» **Task goal**
Print all of the lines exactly. Any picture among them stays out.

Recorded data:

——————

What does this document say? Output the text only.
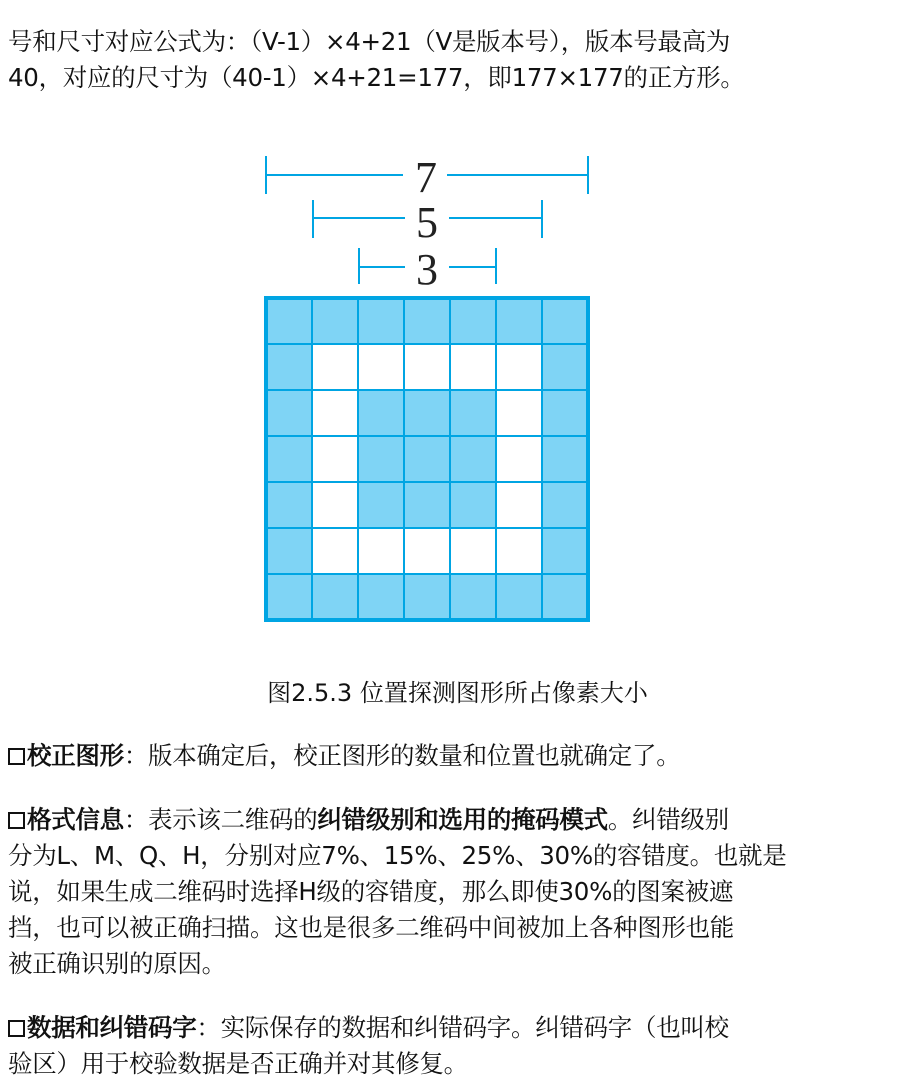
号和尺寸对应公式为：（V-1）×4+21（V是版本号），版本号最高为
40，对应的尺寸为（40-1）×4+21=177，即177×177的正方形。
7
5
3
图2.5.3 位置探测图形所占像素大小
校正图形：版本确定后，校正图形的数量和位置也就确定了。
格式信息：表示该二维码的纠错级别和选用的掩码模式。纠错级别
分为L、M、Q、H，分别对应7%、15%、25%、30%的容错度。也就是
说，如果生成二维码时选择H级的容错度，那么即使30%的图案被遮
挡，也可以被正确扫描。这也是很多二维码中间被加上各种图形也能
被正确识别的原因。
数据和纠错码字：实际保存的数据和纠错码字。纠错码字（也叫校
验区）用于校验数据是否正确并对其修复。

——————

» **Complete response**
What does this document say? Output the text only.
号和尺寸对应公式为：（V-1）×4+21（V是版本号），版本号最高为
40，对应的尺寸为（40-1）×4+21=177，即177×177的正方形。
7
5
3
图2.5.3 位置探测图形所占像素大小
校正图形：版本确定后，校正图形的数量和位置也就确定了。
格式信息：表示该二维码的纠错级别和选用的掩码模式。纠错级别
分为L、M、Q、H，分别对应7%、15%、25%、30%的容错度。也就是
说，如果生成二维码时选择H级的容错度，那么即使30%的图案被遮
挡，也可以被正确扫描。这也是很多二维码中间被加上各种图形也能
被正确识别的原因。
数据和纠错码字：实际保存的数据和纠错码字。纠错码字（也叫校
验区）用于校验数据是否正确并对其修复。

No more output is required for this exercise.